Work required.
Exclude any images and output the remaining records exactly.

========================================================================

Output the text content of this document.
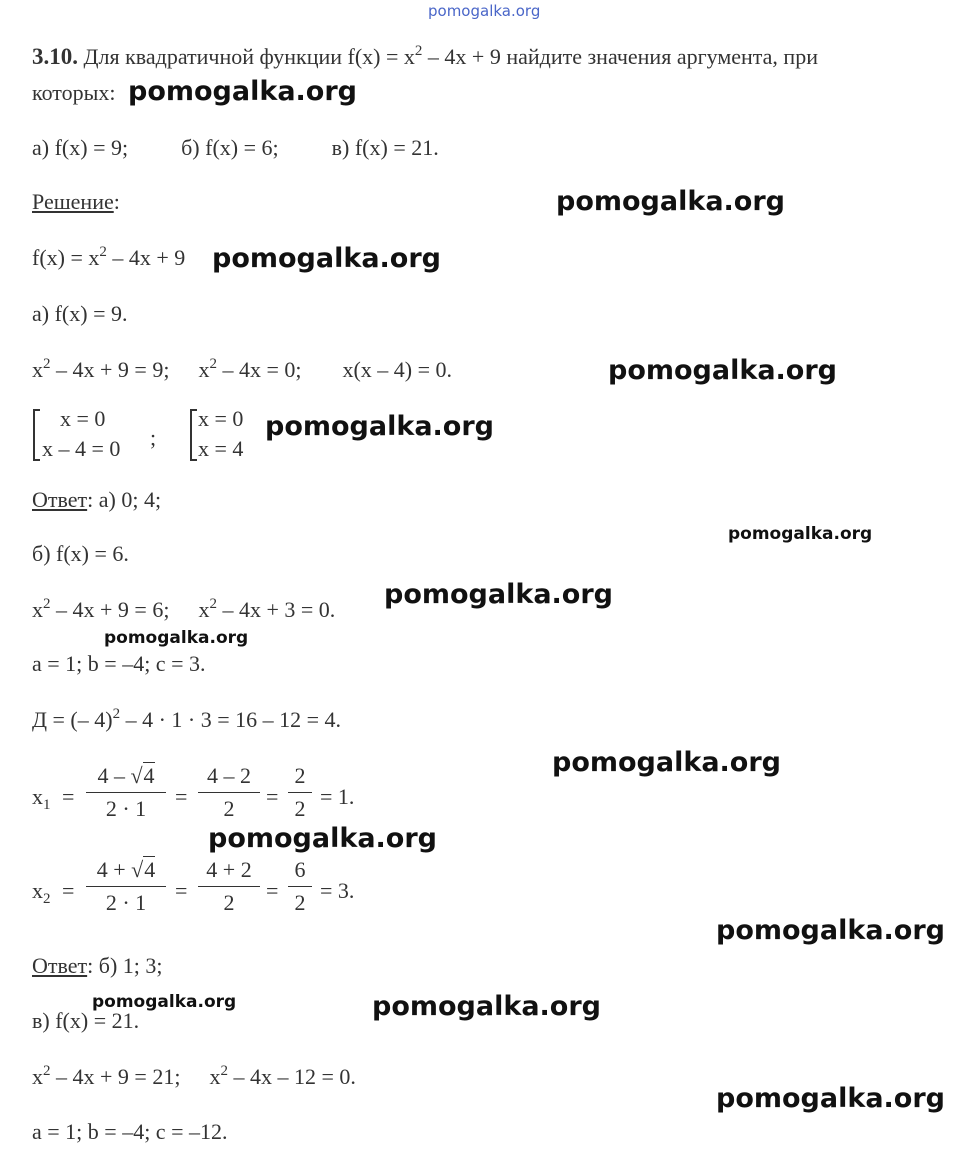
pomogalka.org
pomogalka.org
pomogalka.org
pomogalka.org
pomogalka.org
pomogalka.org
pomogalka.org
pomogalka.org
pomogalka.org
pomogalka.org
pomogalka.org
pomogalka.org
pomogalka.org	pomogalka.org
pomogalka.org
3.10. Для квадратичной функции $f(x) = x^2 - 4x + 9$ найдите значения аргумента, при
которых:
а) f(x) = 9; б) f(x) = 6; в) f(x) = 21.
Решение:
$f(x) = x^2 - 4x + 9$
а) f(x) = 9.
$x^2 - 4x + 9 = 9$; $x^2 - 4x = 0$; x(x – 4) = 0.
x = 0
x – 4 = 0 ;
x = 0
x = 4
Ответ: а) 0; 4;
б) f(x) = 6.
$x^2 - 4x + 9 = 6$; $x^2 - 4x + 3 = 0$.
a = 1; b = –4; c = 3.
Д = (– 4)$^2$ – 4 · 1 · 3 = 16 – 12 = 4.
$x_1$ =
4 – √4
2 · 1	=
4 – 2
2	=
2
2 = 1.
$x_2$ =
4 + √4
2 · 1	=
4 + 2
2	=
6
2 = 3.
Ответ: б) 1; 3;
в) f(x) = 21.
$x^2 - 4x + 9 = 21$; $x^2 - 4x - 12 = 0$.
a = 1; b = –4; c = –12.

========================================================================

Response to the task.
Output the text content of this document.
pomogalka.org
pomogalka.org
pomogalka.org
pomogalka.org
pomogalka.org
pomogalka.org
pomogalka.org
pomogalka.org
pomogalka.org
pomogalka.org
pomogalka.org
pomogalka.org
pomogalka.org	pomogalka.org
pomogalka.org
3.10. Для квадратичной функции $f(x) = x^2 - 4x + 9$ найдите значения аргумента, при
которых:
а) f(x) = 9; б) f(x) = 6; в) f(x) = 21.
Решение:
$f(x) = x^2 - 4x + 9$
а) f(x) = 9.
$x^2 - 4x + 9 = 9$; $x^2 - 4x = 0$; x(x – 4) = 0.
x = 0
x – 4 = 0 ;
x = 0
x = 4
Ответ: а) 0; 4;
б) f(x) = 6.
$x^2 - 4x + 9 = 6$; $x^2 - 4x + 3 = 0$.
a = 1; b = –4; c = 3.
Д = (– 4)$^2$ – 4 · 1 · 3 = 16 – 12 = 4.
$x_1$ =
4 – √4
2 · 1	=
4 – 2
2	=
2
2 = 1.
$x_2$ =
4 + √4
2 · 1	=
4 + 2
2	=
6
2 = 3.
Ответ: б) 1; 3;
в) f(x) = 21.
$x^2 - 4x + 9 = 21$; $x^2 - 4x - 12 = 0$.
a = 1; b = –4; c = –12.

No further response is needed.